■ YOUR GOAL:
Every record must be repeated exactly, with no omission.

■ RECORDS FOR THE EXERCISE:

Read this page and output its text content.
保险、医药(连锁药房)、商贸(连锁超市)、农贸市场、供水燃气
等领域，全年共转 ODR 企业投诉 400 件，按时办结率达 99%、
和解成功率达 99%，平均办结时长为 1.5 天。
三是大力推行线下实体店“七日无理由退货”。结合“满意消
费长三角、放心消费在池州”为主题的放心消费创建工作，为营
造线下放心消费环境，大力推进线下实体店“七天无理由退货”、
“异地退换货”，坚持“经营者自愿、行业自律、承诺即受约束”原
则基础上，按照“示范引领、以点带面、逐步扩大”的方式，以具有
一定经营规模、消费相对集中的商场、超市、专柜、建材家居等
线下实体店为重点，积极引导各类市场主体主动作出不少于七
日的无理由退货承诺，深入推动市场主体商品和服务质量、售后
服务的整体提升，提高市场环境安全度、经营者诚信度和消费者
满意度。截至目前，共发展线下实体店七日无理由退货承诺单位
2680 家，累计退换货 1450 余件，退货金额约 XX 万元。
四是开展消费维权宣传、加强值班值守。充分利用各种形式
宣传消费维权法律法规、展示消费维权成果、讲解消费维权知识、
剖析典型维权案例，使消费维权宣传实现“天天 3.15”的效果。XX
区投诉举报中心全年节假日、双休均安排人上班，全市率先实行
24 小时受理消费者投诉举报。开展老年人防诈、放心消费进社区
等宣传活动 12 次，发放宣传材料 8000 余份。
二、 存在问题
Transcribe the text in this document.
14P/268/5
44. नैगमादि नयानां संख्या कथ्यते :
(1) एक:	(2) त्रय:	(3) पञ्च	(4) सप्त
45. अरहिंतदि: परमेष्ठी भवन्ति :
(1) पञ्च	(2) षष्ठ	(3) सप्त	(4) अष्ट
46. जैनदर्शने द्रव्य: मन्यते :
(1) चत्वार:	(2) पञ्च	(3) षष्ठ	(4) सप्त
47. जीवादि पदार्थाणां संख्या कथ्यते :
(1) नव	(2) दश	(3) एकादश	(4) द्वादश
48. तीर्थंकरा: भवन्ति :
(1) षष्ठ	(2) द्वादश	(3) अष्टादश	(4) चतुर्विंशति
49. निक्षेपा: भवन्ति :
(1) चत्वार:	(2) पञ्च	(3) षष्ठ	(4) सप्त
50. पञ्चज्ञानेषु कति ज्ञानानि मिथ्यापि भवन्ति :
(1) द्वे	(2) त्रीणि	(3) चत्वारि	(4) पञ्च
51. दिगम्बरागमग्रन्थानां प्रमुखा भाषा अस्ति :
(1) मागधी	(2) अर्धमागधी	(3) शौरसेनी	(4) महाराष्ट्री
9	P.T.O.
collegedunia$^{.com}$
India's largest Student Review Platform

■ EXERCISE RESULT:
Read this page and output its text content.
保险、医药(连锁药房)、商贸(连锁超市)、农贸市场、供水燃气
等领域，全年共转 ODR 企业投诉 400 件，按时办结率达 99%、
和解成功率达 99%，平均办结时长为 1.5 天。
三是大力推行线下实体店“七日无理由退货”。结合“满意消
费长三角、放心消费在池州”为主题的放心消费创建工作，为营
造线下放心消费环境，大力推进线下实体店“七天无理由退货”、
“异地退换货”，坚持“经营者自愿、行业自律、承诺即受约束”原
则基础上，按照“示范引领、以点带面、逐步扩大”的方式，以具有
一定经营规模、消费相对集中的商场、超市、专柜、建材家居等
线下实体店为重点，积极引导各类市场主体主动作出不少于七
日的无理由退货承诺，深入推动市场主体商品和服务质量、售后
服务的整体提升，提高市场环境安全度、经营者诚信度和消费者
满意度。截至目前，共发展线下实体店七日无理由退货承诺单位
2680 家，累计退换货 1450 余件，退货金额约 XX 万元。
四是开展消费维权宣传、加强值班值守。充分利用各种形式
宣传消费维权法律法规、展示消费维权成果、讲解消费维权知识、
剖析典型维权案例，使消费维权宣传实现“天天 3.15”的效果。XX
区投诉举报中心全年节假日、双休均安排人上班，全市率先实行
24 小时受理消费者投诉举报。开展老年人防诈、放心消费进社区
等宣传活动 12 次，发放宣传材料 8000 余份。
二、 存在问题
Transcribe the text in this document.
14P/268/5
44. नैगमादि नयानां संख्या कथ्यते :
(1) एक:	(2) त्रय:	(3) पञ्च	(4) सप्त
45. अरहिंतदि: परमेष्ठी भवन्ति :
(1) पञ्च	(2) षष्ठ	(3) सप्त	(4) अष्ट
46. जैनदर्शने द्रव्य: मन्यते :
(1) चत्वार:	(2) पञ्च	(3) षष्ठ	(4) सप्त
47. जीवादि पदार्थाणां संख्या कथ्यते :
(1) नव	(2) दश	(3) एकादश	(4) द्वादश
48. तीर्थंकरा: भवन्ति :
(1) षष्ठ	(2) द्वादश	(3) अष्टादश	(4) चतुर्विंशति
49. निक्षेपा: भवन्ति :
(1) चत्वार:	(2) पञ्च	(3) षष्ठ	(4) सप्त
50. पञ्चज्ञानेषु कति ज्ञानानि मिथ्यापि भवन्ति :
(1) द्वे	(2) त्रीणि	(3) चत्वारि	(4) पञ्च
51. दिगम्बरागमग्रन्थानां प्रमुखा भाषा अस्ति :
(1) मागधी	(2) अर्धमागधी	(3) शौरसेनी	(4) महाराष्ट्री
9	P.T.O.
collegedunia$^{.com}$
India's largest Student Review Platform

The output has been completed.